* _Data supplied_:
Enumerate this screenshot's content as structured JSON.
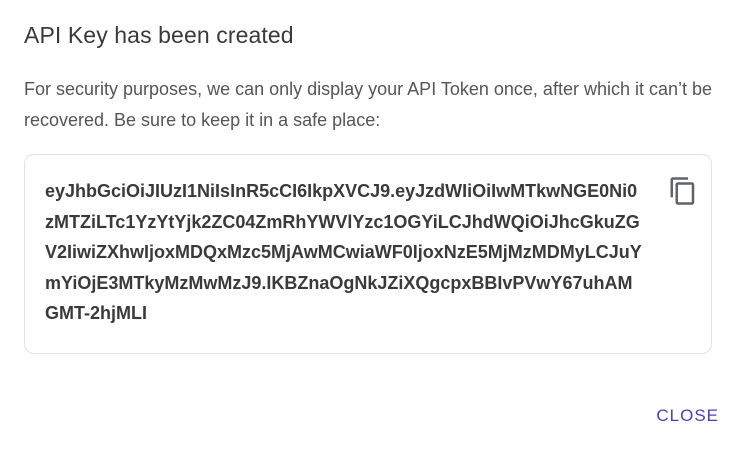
{
  "dialog": {
    "title": "API Key has been created",
    "description": "For security purposes, we can only display your API Token once, after which it can’t be recovered. Be sure to keep it in a safe place:",
    "token": "eyJhbGciOiJIUzI1NiIsInR5cCI6IkpXVCJ9.eyJzdWIiOiIwMTkwNGE0Ni0zMTZiLTc1YzYtYjk2ZC04ZmRhYWVlYzc1OGYiLCJhdWQiOiJhcGkuZGV2IiwiZXhwIjoxMDQxMzc5MjAwMCwiaWF0IjoxNzE5MjMzMDMyLCJuYmYiOjE3MTkyMzMwMzJ9.IKBZnaOgNkJZiXQgcpxBBIvPVwY67uhAMGMT-2hjMLI",
    "copy_icon": "copy-icon",
    "close_label": "CLOSE"
  },
  "colors": {
    "accent": "#4b3fbf",
    "title_text": "#3a3a3a",
    "body_text": "#555555",
    "border": "#e3e3e3"
  }
}
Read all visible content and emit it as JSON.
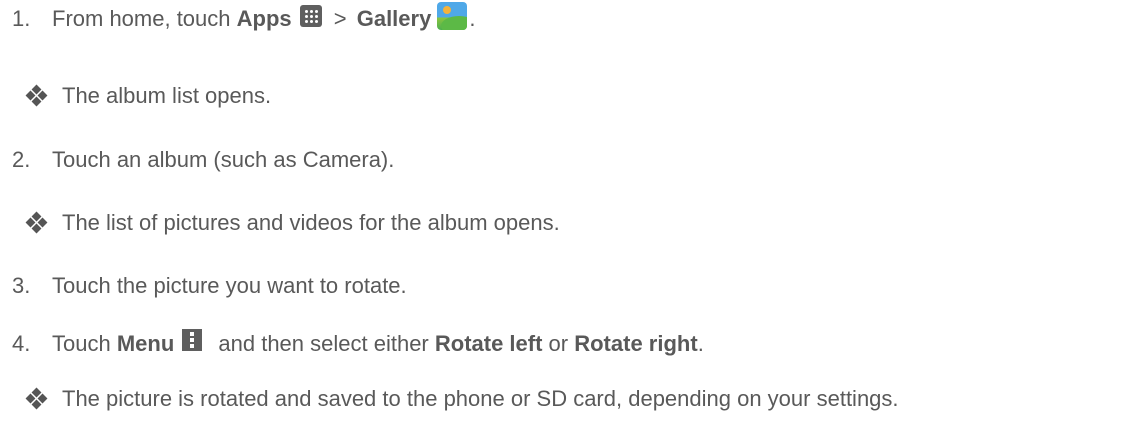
{
  "steps": [
    {
      "number": "1.",
      "prefix": "From home, touch ",
      "apps": "Apps",
      "sep": " > ",
      "gallery": "Gallery",
      "suffix": "."
    },
    {
      "number": "2.",
      "text": "Touch an album (such as Camera)."
    },
    {
      "number": "3.",
      "text": "Touch the picture you want to rotate."
    },
    {
      "number": "4.",
      "prefix": "Touch ",
      "menu": "Menu",
      "mid": " and then select either ",
      "rotate_left": "Rotate left",
      "or": " or ",
      "rotate_right": "Rotate right",
      "suffix": "."
    }
  ],
  "results": [
    "The album list opens.",
    "The list of pictures and videos for the album opens.",
    "The picture is rotated and saved to the phone or SD card, depending on your settings."
  ],
  "icons": {
    "bullet": "diamond-bullet-icon",
    "apps": "apps-grid-icon",
    "gallery": "gallery-icon",
    "menu": "menu-icon"
  }
}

* _What to do_: Write out each line of the data that holds the string "opens".

* _Full output_:
    "The album list opens.",
    "The list of pictures and videos for the album opens.",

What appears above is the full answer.